[Source records]
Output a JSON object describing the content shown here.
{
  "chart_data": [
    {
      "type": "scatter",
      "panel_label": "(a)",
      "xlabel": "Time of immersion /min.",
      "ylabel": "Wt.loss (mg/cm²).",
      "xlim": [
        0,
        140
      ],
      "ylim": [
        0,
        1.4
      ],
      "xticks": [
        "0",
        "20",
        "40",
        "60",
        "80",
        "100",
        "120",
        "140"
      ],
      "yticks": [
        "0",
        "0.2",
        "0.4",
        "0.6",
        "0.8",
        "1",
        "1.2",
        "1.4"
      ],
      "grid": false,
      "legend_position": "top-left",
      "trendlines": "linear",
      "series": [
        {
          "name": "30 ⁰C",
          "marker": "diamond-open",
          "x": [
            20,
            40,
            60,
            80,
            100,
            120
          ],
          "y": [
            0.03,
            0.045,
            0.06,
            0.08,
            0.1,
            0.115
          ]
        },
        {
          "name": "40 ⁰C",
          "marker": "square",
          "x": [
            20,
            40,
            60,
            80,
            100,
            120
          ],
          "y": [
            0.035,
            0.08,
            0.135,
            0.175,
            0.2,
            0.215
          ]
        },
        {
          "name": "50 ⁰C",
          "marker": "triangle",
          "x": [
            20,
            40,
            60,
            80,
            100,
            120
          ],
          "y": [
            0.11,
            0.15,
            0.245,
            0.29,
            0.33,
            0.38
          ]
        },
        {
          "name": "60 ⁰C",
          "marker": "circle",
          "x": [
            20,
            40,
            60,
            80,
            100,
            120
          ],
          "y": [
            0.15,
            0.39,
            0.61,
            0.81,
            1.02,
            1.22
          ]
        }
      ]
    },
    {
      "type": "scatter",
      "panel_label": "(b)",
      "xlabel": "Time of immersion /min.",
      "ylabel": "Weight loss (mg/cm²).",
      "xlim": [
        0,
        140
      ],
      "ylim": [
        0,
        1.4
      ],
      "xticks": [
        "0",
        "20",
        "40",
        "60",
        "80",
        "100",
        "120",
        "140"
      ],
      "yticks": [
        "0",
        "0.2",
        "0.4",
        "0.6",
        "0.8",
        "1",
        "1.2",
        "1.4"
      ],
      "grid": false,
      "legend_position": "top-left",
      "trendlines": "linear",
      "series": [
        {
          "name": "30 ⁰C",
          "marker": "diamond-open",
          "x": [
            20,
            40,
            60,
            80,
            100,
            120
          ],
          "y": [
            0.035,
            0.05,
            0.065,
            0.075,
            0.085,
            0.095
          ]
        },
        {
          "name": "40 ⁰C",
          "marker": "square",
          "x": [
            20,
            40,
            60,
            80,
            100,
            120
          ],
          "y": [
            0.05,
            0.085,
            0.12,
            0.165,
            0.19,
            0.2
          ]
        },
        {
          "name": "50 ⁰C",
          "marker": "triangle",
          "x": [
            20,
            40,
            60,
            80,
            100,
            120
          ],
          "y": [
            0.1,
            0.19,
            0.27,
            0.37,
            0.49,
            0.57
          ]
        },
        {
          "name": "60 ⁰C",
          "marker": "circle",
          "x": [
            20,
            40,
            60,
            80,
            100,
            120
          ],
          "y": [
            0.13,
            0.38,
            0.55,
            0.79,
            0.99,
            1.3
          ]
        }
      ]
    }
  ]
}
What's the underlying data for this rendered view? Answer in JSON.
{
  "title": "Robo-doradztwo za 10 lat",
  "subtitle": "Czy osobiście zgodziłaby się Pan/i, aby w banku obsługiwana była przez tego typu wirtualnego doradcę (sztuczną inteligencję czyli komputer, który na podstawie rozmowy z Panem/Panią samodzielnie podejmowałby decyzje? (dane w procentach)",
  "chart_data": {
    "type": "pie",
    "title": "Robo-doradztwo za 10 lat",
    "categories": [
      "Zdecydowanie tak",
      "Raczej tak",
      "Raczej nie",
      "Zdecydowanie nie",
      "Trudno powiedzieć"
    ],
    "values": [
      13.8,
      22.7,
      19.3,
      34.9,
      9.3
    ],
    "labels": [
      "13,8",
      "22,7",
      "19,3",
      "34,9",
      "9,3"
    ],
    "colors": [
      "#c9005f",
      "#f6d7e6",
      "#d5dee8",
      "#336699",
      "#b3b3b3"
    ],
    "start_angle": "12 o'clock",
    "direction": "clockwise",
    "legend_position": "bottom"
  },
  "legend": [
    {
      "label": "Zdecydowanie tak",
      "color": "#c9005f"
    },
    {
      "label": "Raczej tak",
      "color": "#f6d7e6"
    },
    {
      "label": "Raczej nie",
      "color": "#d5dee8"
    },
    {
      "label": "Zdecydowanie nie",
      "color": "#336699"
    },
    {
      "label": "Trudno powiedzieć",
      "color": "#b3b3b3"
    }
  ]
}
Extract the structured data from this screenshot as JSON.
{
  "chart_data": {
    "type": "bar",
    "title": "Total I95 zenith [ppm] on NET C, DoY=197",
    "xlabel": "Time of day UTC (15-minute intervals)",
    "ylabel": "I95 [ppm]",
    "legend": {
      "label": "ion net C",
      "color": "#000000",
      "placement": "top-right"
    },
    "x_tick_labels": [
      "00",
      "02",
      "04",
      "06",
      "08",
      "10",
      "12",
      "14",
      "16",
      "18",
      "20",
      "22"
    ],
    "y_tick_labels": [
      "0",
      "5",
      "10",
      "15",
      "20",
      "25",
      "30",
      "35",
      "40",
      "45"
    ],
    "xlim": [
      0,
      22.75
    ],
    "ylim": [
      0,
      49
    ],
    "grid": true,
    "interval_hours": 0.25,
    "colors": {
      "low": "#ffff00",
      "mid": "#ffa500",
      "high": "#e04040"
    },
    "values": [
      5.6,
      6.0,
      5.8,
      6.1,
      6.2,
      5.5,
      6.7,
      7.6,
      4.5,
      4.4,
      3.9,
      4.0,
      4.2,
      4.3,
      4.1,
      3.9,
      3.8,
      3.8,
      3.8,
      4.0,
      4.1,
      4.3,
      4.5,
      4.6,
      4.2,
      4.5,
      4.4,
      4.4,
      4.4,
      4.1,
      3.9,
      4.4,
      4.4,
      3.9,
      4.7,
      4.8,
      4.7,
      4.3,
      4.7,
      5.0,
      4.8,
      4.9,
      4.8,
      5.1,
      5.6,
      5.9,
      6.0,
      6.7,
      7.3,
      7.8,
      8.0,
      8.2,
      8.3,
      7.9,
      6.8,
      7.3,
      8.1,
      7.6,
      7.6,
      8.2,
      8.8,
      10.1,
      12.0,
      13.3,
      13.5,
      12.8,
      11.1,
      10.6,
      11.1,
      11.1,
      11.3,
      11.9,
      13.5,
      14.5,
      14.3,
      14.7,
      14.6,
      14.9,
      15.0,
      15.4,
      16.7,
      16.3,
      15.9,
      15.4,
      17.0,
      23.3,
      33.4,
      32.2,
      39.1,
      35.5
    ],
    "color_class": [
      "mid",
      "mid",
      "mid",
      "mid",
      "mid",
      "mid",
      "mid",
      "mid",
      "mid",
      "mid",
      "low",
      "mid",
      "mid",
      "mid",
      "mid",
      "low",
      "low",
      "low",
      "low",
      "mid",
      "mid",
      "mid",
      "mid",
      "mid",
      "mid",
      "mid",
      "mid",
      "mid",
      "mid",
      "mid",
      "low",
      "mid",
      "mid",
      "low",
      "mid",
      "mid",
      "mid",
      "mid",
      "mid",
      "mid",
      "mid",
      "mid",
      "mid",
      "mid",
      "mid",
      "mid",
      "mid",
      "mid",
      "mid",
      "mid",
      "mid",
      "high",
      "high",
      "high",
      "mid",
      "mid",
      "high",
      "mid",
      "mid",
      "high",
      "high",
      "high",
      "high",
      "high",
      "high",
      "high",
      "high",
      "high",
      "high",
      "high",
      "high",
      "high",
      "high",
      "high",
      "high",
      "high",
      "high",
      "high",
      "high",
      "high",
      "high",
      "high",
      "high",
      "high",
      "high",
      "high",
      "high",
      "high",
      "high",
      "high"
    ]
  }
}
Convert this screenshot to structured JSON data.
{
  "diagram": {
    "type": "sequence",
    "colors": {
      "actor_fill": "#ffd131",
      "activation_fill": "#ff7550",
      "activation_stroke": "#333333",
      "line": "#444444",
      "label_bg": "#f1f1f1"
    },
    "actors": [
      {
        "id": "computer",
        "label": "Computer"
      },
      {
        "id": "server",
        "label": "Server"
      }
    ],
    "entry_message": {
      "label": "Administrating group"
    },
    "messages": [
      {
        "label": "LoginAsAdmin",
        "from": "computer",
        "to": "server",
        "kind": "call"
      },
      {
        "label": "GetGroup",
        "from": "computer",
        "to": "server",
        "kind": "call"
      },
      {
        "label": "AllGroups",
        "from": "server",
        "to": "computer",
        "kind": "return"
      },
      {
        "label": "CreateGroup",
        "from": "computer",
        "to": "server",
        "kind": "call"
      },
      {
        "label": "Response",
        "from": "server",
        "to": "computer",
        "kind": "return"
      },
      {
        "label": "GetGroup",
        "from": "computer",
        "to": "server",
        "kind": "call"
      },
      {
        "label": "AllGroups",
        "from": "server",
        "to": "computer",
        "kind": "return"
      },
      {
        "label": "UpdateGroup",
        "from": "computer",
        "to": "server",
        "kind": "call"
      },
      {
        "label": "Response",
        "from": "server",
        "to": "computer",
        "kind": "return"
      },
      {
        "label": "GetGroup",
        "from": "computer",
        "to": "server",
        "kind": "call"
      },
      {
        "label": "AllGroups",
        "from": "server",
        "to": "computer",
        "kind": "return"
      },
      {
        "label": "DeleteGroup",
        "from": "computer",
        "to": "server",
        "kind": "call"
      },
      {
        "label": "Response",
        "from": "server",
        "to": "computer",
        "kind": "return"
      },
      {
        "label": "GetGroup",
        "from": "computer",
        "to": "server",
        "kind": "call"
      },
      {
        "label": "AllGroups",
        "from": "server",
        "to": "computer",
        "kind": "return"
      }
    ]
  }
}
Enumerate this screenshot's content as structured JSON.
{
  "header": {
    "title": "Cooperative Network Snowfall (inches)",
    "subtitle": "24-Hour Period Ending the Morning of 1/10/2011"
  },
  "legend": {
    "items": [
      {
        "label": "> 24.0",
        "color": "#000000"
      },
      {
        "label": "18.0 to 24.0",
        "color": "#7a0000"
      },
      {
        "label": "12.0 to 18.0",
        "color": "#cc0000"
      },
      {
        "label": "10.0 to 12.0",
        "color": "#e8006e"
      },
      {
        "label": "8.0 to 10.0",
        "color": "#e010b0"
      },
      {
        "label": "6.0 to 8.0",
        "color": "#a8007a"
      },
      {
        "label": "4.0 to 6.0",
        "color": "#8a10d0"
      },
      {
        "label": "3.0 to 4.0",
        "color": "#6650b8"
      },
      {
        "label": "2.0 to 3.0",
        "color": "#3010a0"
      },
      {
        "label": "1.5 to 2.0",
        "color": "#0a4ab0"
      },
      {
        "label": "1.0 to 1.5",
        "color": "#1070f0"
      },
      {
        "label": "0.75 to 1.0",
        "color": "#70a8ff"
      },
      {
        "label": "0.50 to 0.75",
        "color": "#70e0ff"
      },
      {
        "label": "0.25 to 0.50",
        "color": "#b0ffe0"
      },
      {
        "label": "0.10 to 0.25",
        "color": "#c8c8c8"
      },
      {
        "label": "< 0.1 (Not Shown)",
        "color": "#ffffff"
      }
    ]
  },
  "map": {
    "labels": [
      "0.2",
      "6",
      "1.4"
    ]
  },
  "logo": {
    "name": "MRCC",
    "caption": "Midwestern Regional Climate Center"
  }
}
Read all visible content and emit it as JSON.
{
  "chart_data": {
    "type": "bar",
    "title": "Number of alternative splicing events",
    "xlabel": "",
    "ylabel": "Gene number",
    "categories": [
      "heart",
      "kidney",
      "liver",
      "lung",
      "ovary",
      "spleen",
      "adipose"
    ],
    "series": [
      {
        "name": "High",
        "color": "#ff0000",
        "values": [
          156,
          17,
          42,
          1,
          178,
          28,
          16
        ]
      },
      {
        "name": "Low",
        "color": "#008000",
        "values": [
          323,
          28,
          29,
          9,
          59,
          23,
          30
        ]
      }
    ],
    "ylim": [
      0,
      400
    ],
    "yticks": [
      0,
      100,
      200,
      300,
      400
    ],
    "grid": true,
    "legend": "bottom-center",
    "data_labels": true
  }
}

Given problem: Only lines holding the string "subtitle" are wanted; gather each one from the entries above.

Solved exercise:
  "subtitle": "Czy osobiście zgodziłaby się Pan/i, aby w banku obsługiwana była przez tego typu wirtualnego doradcę (sztuczną inteligencję czyli komputer, który na podstawie rozmowy z Panem/Panią samodzielnie podejmowałby decyzje? (dane w procentach)",
    "subtitle": "24-Hour Period Ending the Morning of 1/10/2011"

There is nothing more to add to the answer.